**The problem**: Comb through the entries for "iluminace" and pull out each line that holds it.

(Data extracted from a collection)
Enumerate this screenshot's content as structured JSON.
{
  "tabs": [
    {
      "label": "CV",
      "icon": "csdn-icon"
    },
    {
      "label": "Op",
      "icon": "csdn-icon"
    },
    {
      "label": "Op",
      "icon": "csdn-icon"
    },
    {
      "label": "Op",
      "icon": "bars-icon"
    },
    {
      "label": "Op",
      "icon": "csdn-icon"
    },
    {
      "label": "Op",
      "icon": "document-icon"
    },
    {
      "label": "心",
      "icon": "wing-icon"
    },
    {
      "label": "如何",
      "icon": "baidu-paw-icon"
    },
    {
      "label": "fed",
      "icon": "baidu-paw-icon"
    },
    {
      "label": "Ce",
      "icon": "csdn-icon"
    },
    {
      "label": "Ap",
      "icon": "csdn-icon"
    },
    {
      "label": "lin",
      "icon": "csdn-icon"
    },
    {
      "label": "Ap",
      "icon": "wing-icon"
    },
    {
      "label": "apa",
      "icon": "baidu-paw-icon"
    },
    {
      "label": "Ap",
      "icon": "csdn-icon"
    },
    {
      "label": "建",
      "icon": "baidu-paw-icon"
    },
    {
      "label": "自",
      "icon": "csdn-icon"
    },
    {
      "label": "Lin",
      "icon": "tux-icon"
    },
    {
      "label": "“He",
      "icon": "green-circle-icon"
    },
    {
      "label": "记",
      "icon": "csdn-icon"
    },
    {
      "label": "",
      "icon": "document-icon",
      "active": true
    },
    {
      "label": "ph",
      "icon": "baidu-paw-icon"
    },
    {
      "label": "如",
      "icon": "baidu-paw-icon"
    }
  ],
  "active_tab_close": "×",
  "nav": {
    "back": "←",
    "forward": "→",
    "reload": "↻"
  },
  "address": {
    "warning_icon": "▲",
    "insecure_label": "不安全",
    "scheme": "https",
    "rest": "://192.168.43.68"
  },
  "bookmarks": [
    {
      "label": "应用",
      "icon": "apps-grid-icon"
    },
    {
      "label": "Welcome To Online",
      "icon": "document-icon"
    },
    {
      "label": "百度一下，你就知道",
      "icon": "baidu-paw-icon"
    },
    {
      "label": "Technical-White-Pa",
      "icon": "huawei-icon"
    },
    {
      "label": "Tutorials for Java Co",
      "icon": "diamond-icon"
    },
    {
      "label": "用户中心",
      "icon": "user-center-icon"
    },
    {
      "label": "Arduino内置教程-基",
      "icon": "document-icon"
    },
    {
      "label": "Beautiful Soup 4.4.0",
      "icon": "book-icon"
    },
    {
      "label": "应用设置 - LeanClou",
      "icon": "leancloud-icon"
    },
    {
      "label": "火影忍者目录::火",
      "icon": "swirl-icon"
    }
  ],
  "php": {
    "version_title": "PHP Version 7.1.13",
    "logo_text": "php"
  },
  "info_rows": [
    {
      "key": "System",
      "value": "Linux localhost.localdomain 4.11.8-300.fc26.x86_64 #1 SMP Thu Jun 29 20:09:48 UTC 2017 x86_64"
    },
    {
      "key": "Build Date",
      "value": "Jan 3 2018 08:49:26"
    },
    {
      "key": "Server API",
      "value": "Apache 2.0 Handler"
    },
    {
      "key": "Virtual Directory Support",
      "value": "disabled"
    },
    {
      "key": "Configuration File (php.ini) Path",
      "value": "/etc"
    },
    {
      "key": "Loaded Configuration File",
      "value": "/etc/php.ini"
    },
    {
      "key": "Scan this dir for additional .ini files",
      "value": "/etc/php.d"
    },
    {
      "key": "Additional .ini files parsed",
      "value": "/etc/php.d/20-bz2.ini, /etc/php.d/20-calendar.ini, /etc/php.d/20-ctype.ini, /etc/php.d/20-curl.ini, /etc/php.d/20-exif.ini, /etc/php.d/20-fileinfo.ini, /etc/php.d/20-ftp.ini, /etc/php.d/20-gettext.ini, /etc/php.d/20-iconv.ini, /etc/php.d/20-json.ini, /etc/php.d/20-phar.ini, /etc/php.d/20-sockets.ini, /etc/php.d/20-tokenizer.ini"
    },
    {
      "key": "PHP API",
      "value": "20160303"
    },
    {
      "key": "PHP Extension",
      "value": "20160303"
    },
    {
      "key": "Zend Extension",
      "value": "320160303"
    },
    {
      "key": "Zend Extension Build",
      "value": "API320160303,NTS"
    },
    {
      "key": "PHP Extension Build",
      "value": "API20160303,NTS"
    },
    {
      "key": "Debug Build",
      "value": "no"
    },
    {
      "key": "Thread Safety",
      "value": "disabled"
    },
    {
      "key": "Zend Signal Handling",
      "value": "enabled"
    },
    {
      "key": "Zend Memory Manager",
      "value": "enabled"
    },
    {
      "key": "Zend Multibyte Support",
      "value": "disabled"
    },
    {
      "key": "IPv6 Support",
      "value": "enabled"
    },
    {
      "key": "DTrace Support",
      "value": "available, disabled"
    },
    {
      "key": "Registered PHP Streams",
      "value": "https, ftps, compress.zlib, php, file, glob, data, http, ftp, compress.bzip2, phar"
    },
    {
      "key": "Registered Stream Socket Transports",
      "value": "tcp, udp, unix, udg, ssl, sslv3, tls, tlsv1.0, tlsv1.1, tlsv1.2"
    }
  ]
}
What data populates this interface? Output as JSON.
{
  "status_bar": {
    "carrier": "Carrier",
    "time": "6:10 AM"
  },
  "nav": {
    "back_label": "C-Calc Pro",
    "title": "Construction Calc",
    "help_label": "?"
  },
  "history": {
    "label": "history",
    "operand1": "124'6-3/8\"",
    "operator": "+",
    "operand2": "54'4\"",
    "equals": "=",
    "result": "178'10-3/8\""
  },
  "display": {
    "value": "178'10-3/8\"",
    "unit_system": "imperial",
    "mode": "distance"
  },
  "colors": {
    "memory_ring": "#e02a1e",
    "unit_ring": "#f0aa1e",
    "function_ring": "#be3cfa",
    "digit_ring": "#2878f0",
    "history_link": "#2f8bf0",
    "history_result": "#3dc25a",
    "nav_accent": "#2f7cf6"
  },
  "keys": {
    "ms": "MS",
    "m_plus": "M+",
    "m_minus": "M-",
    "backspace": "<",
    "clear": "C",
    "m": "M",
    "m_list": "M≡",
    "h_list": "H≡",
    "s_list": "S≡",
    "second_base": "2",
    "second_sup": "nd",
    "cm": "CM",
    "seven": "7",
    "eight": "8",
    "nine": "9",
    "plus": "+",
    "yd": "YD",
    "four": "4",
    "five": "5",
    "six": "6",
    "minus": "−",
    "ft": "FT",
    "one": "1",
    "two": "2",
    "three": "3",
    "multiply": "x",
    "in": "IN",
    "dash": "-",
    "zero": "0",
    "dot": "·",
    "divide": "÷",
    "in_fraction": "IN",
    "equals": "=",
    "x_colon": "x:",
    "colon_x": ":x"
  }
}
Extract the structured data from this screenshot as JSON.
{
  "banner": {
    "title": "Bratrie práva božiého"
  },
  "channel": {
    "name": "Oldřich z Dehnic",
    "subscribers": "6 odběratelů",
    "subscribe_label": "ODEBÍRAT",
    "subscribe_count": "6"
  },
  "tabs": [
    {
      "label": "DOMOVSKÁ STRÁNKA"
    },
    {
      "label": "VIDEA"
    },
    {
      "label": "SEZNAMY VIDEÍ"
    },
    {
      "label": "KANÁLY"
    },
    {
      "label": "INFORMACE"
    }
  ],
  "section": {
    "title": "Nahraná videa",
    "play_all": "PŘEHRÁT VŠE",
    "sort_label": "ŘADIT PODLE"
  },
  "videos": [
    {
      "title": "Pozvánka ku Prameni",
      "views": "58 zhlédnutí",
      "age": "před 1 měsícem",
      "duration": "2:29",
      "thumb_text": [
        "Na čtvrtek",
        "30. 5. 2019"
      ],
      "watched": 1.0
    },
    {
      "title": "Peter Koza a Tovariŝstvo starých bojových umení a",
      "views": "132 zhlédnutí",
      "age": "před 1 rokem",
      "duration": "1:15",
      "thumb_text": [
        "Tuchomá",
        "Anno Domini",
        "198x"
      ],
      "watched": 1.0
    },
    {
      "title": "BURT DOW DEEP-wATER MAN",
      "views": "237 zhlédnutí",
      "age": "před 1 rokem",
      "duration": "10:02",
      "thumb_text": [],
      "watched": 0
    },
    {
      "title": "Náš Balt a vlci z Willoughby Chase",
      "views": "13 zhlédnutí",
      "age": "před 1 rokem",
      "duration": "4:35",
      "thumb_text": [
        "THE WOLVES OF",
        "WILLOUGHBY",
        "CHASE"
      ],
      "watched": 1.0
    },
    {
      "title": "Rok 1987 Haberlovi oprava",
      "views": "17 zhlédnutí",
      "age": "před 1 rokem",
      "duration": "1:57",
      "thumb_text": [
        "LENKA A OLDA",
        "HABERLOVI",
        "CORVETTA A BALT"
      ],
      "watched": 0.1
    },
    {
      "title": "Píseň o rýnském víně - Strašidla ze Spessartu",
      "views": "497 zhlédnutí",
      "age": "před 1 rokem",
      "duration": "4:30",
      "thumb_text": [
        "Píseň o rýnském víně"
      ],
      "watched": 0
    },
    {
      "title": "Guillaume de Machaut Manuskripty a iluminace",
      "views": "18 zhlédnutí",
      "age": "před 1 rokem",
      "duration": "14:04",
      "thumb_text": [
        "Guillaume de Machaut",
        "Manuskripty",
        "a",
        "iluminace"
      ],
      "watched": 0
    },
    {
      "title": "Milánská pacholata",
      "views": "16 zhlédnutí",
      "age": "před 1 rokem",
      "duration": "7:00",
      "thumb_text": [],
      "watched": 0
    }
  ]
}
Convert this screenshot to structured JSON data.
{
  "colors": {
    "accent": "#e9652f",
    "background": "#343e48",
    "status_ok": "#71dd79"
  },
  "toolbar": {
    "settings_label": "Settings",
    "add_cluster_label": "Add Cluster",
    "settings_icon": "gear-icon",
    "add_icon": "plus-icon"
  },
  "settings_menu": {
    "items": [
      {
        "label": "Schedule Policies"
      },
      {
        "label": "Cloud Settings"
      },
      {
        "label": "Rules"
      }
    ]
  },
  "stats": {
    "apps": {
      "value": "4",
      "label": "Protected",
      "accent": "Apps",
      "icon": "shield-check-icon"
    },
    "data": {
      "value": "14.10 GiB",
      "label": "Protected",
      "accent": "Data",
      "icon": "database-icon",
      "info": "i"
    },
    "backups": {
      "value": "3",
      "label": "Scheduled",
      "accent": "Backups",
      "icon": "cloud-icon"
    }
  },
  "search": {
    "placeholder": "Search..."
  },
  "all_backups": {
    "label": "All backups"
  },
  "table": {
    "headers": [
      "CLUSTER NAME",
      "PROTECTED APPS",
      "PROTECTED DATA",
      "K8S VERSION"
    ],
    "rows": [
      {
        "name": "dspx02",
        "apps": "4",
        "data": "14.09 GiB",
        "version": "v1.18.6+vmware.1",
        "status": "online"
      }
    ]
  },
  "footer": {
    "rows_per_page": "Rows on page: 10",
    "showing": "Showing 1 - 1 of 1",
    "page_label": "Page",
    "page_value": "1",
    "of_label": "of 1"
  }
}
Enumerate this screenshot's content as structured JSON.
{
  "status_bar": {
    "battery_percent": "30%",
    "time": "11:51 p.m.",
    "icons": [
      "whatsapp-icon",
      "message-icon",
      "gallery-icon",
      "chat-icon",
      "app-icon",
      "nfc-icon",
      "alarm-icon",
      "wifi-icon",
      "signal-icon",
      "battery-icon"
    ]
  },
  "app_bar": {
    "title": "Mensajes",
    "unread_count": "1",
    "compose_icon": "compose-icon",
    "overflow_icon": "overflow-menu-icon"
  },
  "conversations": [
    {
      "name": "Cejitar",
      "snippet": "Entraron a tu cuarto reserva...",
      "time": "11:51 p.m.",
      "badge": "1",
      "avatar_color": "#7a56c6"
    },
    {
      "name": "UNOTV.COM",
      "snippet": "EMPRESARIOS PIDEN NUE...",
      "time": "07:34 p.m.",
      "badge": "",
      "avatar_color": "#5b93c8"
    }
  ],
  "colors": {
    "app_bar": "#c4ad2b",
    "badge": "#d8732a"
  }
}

**Answer for this exercise**:
      "title": "Guillaume de Machaut Manuskripty a iluminace",
        "iluminace"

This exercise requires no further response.